** Start of Records for the task **
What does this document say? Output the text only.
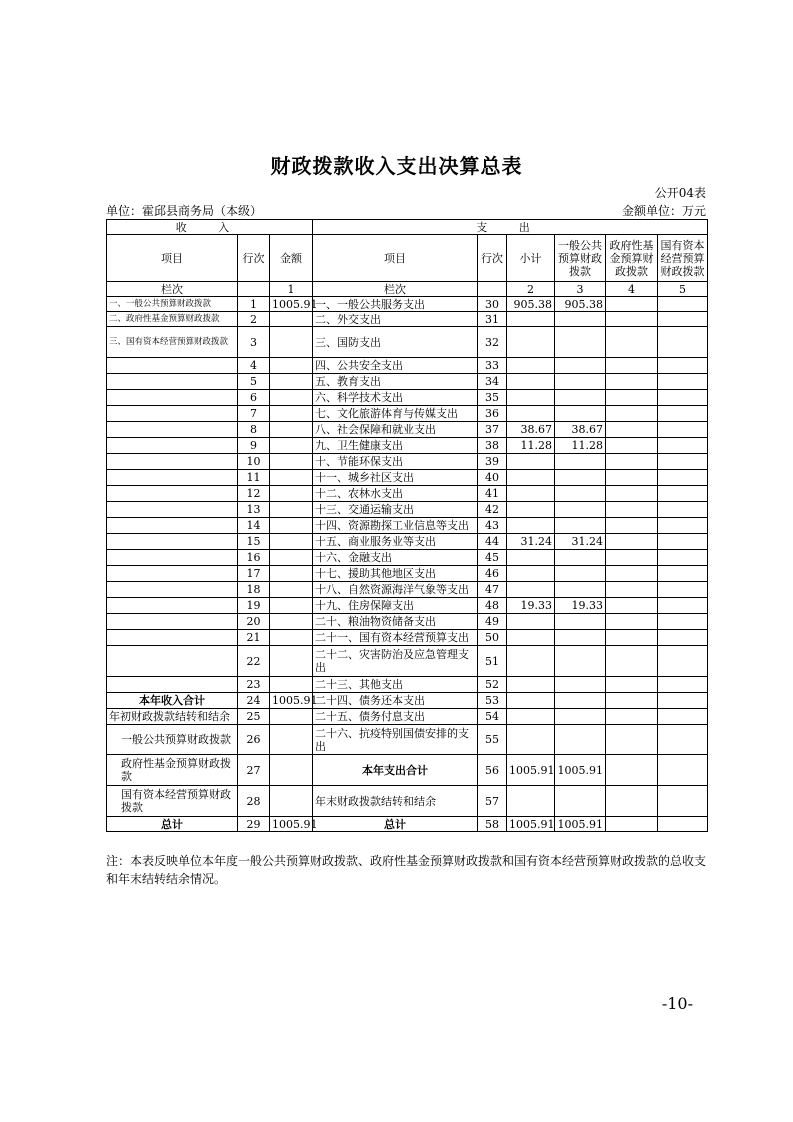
财政拨款收入支出决算总表
公开04表
单位：霍邱县商务局（本级）	金额单位：万元
收 入			支 出					
项目	行次	金额	项目	行次	小计	一般公共预算财政拨款	政府性基金预算财政拨款	国有资本经营预算财政拨款
栏次		1	栏次		2	3	4	5
一、一般公共预算财政拨款	1	1005.91	一、一般公共服务支出	30	905.38	905.38		
二、政府性基金预算财政拨款	2		二、外交支出	31				
三、国有资本经营预算财政拨款	3		三、国防支出	32				
	4		四、公共安全支出	33				
	5		五、教育支出	34				
	6		六、科学技术支出	35				
	7		七、文化旅游体育与传媒支出	36				
	8		八、社会保障和就业支出	37	38.67	38.67		
	9		九、卫生健康支出	38	11.28	11.28		
	10		十、节能环保支出	39				
	11		十一、城乡社区支出	40				
	12		十二、农林水支出	41				
	13		十三、交通运输支出	42				
	14		十四、资源勘探工业信息等支出	43				
	15		十五、商业服务业等支出	44	31.24	31.24		
	16		十六、金融支出	45				
	17		十七、援助其他地区支出	46				
	18		十八、自然资源海洋气象等支出	47				
	19		十九、住房保障支出	48	19.33	19.33		
	20		二十、粮油物资储备支出	49				
	21		二十一、国有资本经营预算支出	50				
	22		二十二、灾害防治及应急管理支出	51				
	23		二十三、其他支出	52				
本年收入合计	24	1005.91	二十四、债务还本支出	53				
年初财政拨款结转和结余	25		二十五、债务付息支出	54				
一般公共预算财政拨款	26		二十六、抗疫特别国债安排的支出	55				
政府性基金预算财政拨款	27		本年支出合计	56	1005.91	1005.91		
国有资本经营预算财政拨款	28		年末财政拨款结转和结余	57				
总计	29	1005.91	总计	58	1005.91	1005.91		
注：本表反映单位本年度一般公共预算财政拨款、政府性基金预算财政拨款和国有资本经营预算财政拨款的总收支和年末结转结余情况。
-10-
** End of Records for the task **
■ Description of the task
Repeat the material above in full and exactly, omitting the pictures.

■ Response to this task
What does this document say? Output the text only.
财政拨款收入支出决算总表
公开04表
单位：霍邱县商务局（本级）	金额单位：万元
收 入			支 出					
项目	行次	金额	项目	行次	小计	一般公共预算财政拨款	政府性基金预算财政拨款	国有资本经营预算财政拨款
栏次		1	栏次		2	3	4	5
一、一般公共预算财政拨款	1	1005.91	一、一般公共服务支出	30	905.38	905.38		
二、政府性基金预算财政拨款	2		二、外交支出	31				
三、国有资本经营预算财政拨款	3		三、国防支出	32				
	4		四、公共安全支出	33				
	5		五、教育支出	34				
	6		六、科学技术支出	35				
	7		七、文化旅游体育与传媒支出	36				
	8		八、社会保障和就业支出	37	38.67	38.67		
	9		九、卫生健康支出	38	11.28	11.28		
	10		十、节能环保支出	39				
	11		十一、城乡社区支出	40				
	12		十二、农林水支出	41				
	13		十三、交通运输支出	42				
	14		十四、资源勘探工业信息等支出	43				
	15		十五、商业服务业等支出	44	31.24	31.24		
	16		十六、金融支出	45				
	17		十七、援助其他地区支出	46				
	18		十八、自然资源海洋气象等支出	47				
	19		十九、住房保障支出	48	19.33	19.33		
	20		二十、粮油物资储备支出	49				
	21		二十一、国有资本经营预算支出	50				
	22		二十二、灾害防治及应急管理支出	51				
	23		二十三、其他支出	52				
本年收入合计	24	1005.91	二十四、债务还本支出	53				
年初财政拨款结转和结余	25		二十五、债务付息支出	54				
一般公共预算财政拨款	26		二十六、抗疫特别国债安排的支出	55				
政府性基金预算财政拨款	27		本年支出合计	56	1005.91	1005.91		
国有资本经营预算财政拨款	28		年末财政拨款结转和结余	57				
总计	29	1005.91	总计	58	1005.91	1005.91		
注：本表反映单位本年度一般公共预算财政拨款、政府性基金预算财政拨款和国有资本经营预算财政拨款的总收支和年末结转结余情况。
-10-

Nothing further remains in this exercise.